=== WRITTEN PROBLEM ===
Repeat each entry as written, dropping any picture you find.

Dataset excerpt
::::
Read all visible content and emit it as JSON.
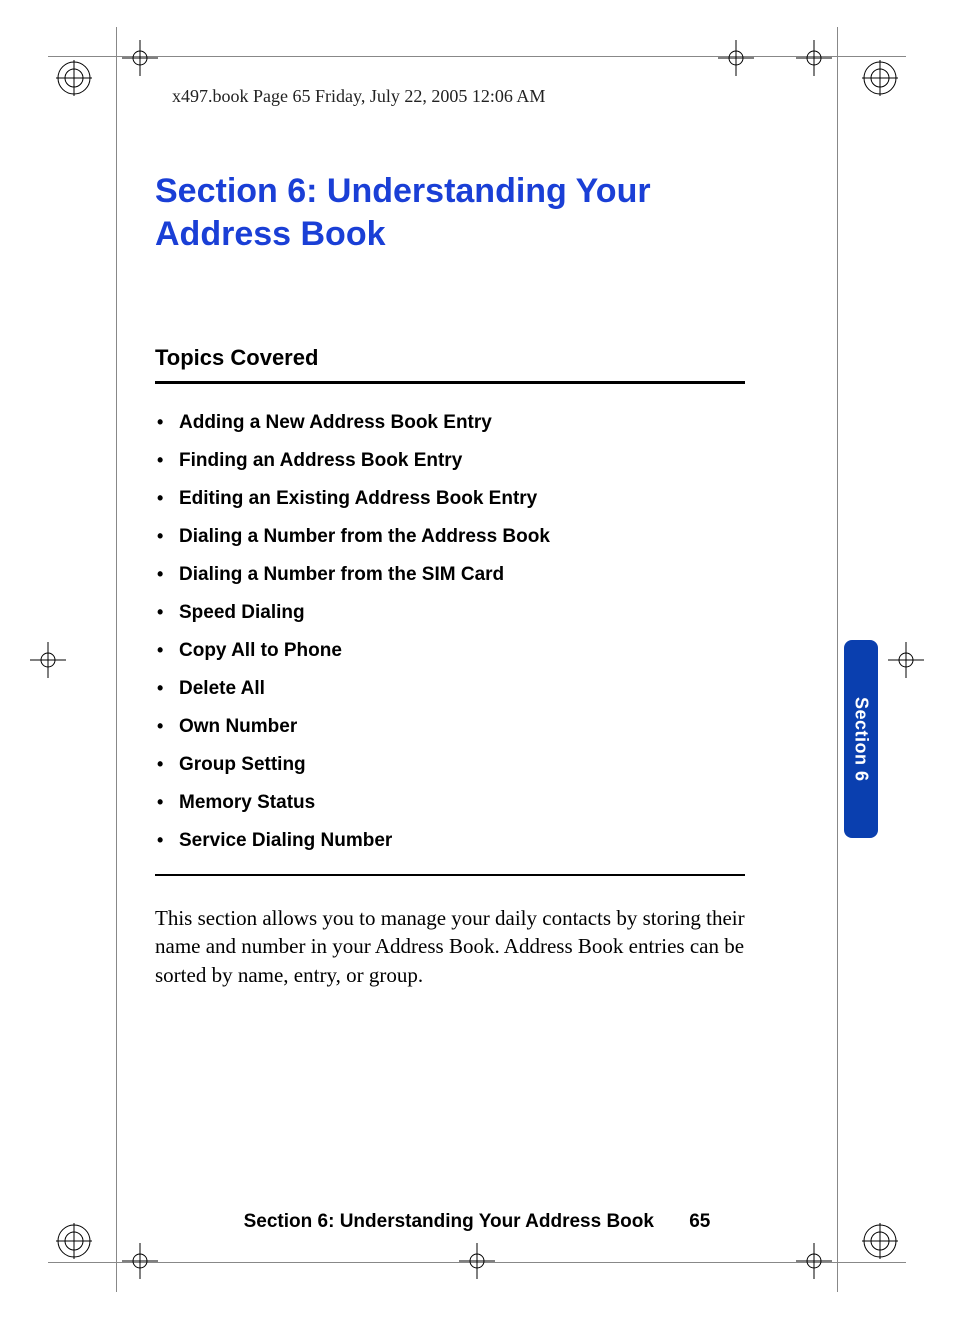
{
  "header": "x497.book  Page 65  Friday, July 22, 2005  12:06 AM",
  "title": "Section 6: Understanding Your Address Book",
  "topics_heading": "Topics Covered",
  "topics": [
    "Adding a New Address Book Entry",
    "Finding an Address Book Entry",
    "Editing an Existing Address Book Entry",
    "Dialing a Number from the Address Book",
    "Dialing a Number from the SIM Card",
    "Speed Dialing",
    "Copy All to Phone",
    "Delete All",
    "Own Number",
    "Group Setting",
    "Memory Status",
    "Service Dialing Number"
  ],
  "body": "This section allows you to manage your daily contacts by storing their name and number in your Address Book. Address Book entries can be sorted by name, entry, or group.",
  "tab_label": "Section 6",
  "footer_title": "Section 6: Understanding Your Address Book",
  "page_number": "65"
}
::::
=== PROBLEM SOLUTION ===
Read all visible content and emit it as JSON.
{
  "header": "x497.book  Page 65  Friday, July 22, 2005  12:06 AM",
  "title": "Section 6: Understanding Your Address Book",
  "topics_heading": "Topics Covered",
  "topics": [
    "Adding a New Address Book Entry",
    "Finding an Address Book Entry",
    "Editing an Existing Address Book Entry",
    "Dialing a Number from the Address Book",
    "Dialing a Number from the SIM Card",
    "Speed Dialing",
    "Copy All to Phone",
    "Delete All",
    "Own Number",
    "Group Setting",
    "Memory Status",
    "Service Dialing Number"
  ],
  "body": "This section allows you to manage your daily contacts by storing their name and number in your Address Book. Address Book entries can be sorted by name, entry, or group.",
  "tab_label": "Section 6",
  "footer_title": "Section 6: Understanding Your Address Book",
  "page_number": "65"
}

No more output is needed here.